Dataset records
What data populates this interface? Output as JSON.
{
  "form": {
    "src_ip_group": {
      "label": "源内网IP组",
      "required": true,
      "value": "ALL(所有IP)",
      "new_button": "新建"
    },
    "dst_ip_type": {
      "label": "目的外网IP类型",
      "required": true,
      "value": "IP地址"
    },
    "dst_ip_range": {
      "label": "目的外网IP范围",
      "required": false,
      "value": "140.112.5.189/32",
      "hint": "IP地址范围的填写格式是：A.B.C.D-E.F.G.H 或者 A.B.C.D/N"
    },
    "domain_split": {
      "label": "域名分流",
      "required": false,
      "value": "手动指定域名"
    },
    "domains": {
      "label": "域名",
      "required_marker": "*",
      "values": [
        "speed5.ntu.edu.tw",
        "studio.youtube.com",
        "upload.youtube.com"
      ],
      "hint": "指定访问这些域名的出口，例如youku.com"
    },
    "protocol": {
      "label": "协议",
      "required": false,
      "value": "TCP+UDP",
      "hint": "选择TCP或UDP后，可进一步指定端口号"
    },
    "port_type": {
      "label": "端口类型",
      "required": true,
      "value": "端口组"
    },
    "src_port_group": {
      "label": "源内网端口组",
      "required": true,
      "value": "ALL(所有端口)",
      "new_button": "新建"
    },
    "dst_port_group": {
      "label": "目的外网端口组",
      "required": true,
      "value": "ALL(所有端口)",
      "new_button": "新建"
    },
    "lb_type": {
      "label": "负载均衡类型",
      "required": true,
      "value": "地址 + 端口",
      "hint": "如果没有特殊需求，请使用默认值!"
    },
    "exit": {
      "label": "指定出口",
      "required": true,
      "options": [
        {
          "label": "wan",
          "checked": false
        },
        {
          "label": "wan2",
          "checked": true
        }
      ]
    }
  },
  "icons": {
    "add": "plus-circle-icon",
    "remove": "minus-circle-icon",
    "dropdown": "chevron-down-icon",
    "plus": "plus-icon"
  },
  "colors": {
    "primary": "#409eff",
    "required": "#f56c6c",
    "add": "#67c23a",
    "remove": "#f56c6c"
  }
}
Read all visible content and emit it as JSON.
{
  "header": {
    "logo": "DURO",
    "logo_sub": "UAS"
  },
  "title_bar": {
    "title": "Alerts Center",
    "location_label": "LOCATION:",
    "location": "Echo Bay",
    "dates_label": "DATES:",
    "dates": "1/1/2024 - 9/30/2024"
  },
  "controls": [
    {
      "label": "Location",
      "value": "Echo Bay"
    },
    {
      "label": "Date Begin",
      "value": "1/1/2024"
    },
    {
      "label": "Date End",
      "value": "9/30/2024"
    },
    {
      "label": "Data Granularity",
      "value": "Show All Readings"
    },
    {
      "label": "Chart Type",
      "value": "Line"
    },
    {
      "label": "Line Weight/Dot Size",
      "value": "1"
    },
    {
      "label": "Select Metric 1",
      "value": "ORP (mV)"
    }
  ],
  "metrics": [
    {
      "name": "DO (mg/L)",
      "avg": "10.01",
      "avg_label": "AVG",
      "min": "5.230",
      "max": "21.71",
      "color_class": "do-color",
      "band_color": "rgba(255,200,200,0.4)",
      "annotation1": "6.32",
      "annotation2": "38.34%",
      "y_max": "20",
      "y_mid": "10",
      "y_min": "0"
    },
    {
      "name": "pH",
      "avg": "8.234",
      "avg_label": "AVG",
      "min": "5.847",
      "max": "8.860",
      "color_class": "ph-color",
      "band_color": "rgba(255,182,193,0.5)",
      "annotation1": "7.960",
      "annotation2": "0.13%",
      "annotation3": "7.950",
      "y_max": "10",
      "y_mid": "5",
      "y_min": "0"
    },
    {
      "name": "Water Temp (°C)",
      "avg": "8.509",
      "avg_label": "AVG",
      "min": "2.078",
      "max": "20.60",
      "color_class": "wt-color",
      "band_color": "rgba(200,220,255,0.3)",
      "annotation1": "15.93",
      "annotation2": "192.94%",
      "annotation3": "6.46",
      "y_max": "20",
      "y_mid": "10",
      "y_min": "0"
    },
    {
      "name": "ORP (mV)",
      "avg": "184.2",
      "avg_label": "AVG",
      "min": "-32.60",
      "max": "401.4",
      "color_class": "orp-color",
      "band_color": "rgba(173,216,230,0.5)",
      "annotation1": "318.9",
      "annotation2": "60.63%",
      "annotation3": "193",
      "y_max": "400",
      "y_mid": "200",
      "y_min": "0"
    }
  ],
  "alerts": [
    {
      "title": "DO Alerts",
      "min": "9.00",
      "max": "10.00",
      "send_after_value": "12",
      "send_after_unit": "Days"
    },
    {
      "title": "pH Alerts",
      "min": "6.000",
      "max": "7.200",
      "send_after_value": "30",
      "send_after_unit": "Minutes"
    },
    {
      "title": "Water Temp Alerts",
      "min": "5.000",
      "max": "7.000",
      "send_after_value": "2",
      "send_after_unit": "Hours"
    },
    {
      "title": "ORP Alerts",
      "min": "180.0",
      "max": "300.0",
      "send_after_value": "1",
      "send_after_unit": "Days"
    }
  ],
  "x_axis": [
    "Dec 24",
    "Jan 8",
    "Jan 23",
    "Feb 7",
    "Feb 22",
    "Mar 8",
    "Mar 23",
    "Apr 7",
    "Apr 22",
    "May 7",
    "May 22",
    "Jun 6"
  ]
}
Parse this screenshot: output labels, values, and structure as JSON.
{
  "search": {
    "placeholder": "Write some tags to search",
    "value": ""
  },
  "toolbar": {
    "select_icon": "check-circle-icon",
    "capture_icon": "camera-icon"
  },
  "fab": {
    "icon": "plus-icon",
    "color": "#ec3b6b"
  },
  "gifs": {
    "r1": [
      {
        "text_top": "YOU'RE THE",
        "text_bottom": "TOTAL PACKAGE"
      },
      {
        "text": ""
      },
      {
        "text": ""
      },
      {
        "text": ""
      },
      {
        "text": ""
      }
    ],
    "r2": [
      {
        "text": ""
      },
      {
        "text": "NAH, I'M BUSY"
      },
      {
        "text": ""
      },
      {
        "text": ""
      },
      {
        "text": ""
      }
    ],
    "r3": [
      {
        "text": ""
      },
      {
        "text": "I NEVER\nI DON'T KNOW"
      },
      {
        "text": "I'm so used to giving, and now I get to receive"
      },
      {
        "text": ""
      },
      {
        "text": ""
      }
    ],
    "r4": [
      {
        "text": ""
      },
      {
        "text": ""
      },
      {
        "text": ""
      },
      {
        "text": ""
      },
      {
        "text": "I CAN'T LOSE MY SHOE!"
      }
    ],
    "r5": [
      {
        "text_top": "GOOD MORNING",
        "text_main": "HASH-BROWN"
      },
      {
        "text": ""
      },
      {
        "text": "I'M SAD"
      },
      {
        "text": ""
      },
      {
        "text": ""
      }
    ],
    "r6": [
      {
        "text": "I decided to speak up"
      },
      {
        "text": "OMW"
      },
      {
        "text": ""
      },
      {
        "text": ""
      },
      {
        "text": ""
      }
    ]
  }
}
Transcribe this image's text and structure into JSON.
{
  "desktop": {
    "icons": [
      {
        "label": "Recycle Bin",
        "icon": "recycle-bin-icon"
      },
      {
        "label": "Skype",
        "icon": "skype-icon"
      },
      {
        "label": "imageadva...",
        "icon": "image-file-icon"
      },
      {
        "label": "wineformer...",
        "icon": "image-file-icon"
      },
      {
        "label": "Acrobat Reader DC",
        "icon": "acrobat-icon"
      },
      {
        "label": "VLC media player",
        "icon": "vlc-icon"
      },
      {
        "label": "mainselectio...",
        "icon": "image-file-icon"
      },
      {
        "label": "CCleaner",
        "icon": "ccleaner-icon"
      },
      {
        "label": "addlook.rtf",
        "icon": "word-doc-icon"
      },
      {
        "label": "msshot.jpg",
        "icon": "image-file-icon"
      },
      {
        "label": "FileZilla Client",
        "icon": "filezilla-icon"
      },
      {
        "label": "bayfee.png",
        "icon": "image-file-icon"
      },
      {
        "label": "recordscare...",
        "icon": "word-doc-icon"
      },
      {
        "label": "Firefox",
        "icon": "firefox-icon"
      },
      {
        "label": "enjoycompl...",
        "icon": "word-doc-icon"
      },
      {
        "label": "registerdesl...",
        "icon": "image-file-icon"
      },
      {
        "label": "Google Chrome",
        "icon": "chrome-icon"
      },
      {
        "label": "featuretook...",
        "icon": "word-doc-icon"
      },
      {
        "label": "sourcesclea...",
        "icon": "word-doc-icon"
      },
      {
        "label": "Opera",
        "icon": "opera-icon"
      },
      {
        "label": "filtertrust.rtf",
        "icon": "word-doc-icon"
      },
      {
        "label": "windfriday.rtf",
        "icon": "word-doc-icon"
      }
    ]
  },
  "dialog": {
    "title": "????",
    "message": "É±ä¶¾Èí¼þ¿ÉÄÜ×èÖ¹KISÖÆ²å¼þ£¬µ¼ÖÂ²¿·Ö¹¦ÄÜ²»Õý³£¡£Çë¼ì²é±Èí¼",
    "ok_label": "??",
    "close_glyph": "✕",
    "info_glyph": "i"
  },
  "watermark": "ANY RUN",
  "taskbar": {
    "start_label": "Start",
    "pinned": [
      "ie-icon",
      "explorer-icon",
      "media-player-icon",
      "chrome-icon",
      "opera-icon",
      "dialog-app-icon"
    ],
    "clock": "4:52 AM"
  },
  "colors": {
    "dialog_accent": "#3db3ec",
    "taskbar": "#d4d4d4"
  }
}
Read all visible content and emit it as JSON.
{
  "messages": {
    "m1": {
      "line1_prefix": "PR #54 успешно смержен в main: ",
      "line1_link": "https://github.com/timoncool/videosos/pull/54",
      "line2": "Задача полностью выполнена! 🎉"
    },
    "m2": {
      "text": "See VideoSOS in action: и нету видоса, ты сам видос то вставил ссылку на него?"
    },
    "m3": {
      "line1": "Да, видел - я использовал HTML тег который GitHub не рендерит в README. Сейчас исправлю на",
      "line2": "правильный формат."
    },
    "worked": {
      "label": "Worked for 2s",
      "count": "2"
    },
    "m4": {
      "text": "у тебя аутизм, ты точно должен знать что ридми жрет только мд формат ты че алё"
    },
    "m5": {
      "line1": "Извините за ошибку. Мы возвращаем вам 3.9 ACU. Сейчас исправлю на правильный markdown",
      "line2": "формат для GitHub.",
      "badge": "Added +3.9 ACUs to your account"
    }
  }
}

- **TASK**
Go through the records line by line and count those containing the string "structure". Give only the total.

- **COMPLETED TASK**
2